Got something you need to use credit for and not sure whether to get a loan or use a credit card? What’s the difference? Our friends at NerdWallet are here to break it down for you.
Managing Unplanned Expenses: Personal Loans vs. Credit Cards
Many American families are constantly juggling debt and the interest payments that go with it. The average household with debt pays a hefty total of $6,658 in interest per year, according to an 2015 analysis by NerdWallet. How you manage short-term debt can make a big difference in how much interest you pay.
The question is, when you need to cover big unplanned expenses, what makes more sense: using credit cards or taking out a personal loan? The answer depends on your particular situation.
Credit Cards 101
Credit cards are a type of open-ended, revolving financing that you can use to borrow as little or as much as you need, within your credit limit. This option comes with a few additional advantages:
- No closing costs or annual fees: Many credit cards, like those offered by Great Basin Federal Credit Union, are free to use aside from any incurred interest or late charges.
- Fixed interest rates: Some financial institutions provide fixed rates that won’t increase over time.
- Grace periods: By paying your balance in full before the end of each billing cycle, you can avoid having to pay interest.
- Travel accident insurance: In the unlikely event that you’re in an accident while traveling, some cards provide travel insurance protection.

================================

> _Your assignment_: Please continue the text above on personal loans versus credit cards, starting after its last sentence.

================================

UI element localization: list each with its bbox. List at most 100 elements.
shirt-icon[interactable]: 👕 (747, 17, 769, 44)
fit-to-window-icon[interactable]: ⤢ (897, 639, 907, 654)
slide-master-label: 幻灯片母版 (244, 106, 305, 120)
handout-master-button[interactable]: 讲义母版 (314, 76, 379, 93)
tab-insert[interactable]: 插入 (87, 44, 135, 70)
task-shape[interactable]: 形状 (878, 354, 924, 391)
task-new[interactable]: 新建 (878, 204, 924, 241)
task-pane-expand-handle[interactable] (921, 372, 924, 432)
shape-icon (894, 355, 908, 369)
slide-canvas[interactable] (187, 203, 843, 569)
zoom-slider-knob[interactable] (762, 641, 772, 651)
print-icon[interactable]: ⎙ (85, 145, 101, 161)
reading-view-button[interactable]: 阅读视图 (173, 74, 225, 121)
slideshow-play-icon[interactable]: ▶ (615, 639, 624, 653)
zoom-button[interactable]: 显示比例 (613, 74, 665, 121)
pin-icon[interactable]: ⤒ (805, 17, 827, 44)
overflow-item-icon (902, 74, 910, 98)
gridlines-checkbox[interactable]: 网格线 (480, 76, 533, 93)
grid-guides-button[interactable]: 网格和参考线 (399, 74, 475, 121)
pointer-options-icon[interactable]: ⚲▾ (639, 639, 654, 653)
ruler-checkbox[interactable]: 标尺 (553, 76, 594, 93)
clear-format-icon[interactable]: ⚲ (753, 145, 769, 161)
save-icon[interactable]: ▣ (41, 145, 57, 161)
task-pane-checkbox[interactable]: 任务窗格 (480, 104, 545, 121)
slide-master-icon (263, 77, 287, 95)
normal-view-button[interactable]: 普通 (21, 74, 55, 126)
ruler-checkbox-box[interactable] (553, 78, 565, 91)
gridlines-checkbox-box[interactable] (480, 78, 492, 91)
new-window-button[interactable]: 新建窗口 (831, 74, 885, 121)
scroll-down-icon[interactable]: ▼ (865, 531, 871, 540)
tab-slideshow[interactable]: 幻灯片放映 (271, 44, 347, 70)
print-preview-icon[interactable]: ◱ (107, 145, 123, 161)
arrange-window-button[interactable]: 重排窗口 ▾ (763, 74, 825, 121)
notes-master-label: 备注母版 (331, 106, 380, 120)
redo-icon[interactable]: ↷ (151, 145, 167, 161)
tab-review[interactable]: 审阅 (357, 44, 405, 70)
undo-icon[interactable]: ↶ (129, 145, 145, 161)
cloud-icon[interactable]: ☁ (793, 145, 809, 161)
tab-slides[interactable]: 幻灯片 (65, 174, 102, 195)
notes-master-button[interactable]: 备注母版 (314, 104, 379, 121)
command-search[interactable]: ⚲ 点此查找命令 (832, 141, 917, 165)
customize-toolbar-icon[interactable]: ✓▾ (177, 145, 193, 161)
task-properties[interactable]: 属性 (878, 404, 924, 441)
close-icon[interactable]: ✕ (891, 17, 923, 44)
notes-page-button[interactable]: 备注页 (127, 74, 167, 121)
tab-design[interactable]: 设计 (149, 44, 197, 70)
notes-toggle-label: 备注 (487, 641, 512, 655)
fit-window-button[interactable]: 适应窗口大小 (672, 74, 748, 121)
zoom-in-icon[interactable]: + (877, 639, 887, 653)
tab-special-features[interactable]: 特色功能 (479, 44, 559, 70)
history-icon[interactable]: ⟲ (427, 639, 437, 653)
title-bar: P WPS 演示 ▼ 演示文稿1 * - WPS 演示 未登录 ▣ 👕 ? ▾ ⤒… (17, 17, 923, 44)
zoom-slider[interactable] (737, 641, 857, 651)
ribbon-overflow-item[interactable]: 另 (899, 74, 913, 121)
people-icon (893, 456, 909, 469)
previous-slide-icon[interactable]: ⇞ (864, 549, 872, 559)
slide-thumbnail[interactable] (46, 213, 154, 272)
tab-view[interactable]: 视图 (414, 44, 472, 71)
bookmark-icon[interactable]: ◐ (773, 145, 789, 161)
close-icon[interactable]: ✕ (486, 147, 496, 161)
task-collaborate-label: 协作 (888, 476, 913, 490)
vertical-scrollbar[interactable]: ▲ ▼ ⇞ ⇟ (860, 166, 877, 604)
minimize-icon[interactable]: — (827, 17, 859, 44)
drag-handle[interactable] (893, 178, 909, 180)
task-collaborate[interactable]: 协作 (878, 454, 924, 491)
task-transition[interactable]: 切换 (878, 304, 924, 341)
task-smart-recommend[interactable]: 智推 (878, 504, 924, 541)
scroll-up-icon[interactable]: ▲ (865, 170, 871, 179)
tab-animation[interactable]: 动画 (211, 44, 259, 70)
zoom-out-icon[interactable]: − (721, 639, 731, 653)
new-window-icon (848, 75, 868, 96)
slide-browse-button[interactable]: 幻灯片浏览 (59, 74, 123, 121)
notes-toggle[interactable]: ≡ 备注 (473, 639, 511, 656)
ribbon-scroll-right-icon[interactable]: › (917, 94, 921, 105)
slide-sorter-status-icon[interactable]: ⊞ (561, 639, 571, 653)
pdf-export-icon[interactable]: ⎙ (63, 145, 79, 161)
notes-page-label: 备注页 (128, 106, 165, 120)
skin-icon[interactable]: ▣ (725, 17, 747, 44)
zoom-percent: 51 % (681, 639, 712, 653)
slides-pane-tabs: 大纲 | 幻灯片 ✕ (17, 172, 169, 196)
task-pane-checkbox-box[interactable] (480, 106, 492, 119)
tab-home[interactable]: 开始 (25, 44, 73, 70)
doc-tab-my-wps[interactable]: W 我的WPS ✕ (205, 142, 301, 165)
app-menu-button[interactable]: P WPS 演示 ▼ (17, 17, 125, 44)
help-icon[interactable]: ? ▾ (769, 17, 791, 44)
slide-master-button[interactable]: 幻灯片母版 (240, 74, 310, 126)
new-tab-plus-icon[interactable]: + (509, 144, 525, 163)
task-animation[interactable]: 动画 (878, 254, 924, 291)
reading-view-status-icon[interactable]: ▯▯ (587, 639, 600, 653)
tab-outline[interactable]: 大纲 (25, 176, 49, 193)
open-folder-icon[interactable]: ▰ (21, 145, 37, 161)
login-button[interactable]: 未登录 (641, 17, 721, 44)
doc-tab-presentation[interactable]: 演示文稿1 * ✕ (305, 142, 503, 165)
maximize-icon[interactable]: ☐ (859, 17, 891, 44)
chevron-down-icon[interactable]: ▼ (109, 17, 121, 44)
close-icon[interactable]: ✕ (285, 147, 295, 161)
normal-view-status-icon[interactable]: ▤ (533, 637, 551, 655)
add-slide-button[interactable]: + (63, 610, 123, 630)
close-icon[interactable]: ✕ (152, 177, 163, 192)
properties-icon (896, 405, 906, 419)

================================

> _Exercise output_:
Introduction to personal loans
A personal loan is an installment loan, generally with fixed interest rates and terms ranging from two to five years. Personal loans don’t require collateral, and the money can be used for anything: debt consolidation, auto repairs, travel, even cosmetic surgery. Personal loans have several advantages:
- Predictable payments: With a fixed interest loan, your monthly payments will never change. This allows you to pay off debt faster and for less than you could by making minimum payments on a credit card, and it makes budgeting easy.
- Steadily declining debt: Because this financing is closed-ended, debt can never increase and declines at a predictable rate.
- Get as much as you need all at once: If your borrowing needs exceed your credit card limit, personal loans may provide a solution, in some cases allowing you to borrow up to $10,000.
- No prepayment penalties: Personal loans generally let you pay off your balance early with no additional fees.
- Skip a payment: Some financial institutions provide an option to skip one loan payment annually.
Which one makes more sense?
Credit cards and personal loans can both be effective financing approaches. A personal loan can be a better choice if you need a longer time period — such as a year or more — to pay off your expenses.
It can make sense to stick with credit cards for smaller expenses that can be paid off within a few months, especially if you can pay the bulk of the balance during the first grace period before any interest applies.
Keep in mind, though, that If you decide to finance with credit cards, discipline is essential. You don’t want to charge new purchases before the old ones are paid off and see your debt growing out of control.
By picking the right option for dealing with the unplanned expenses in your life, you can keep the amount of interest you’re paying down to a minimum and work toward getting debt-free.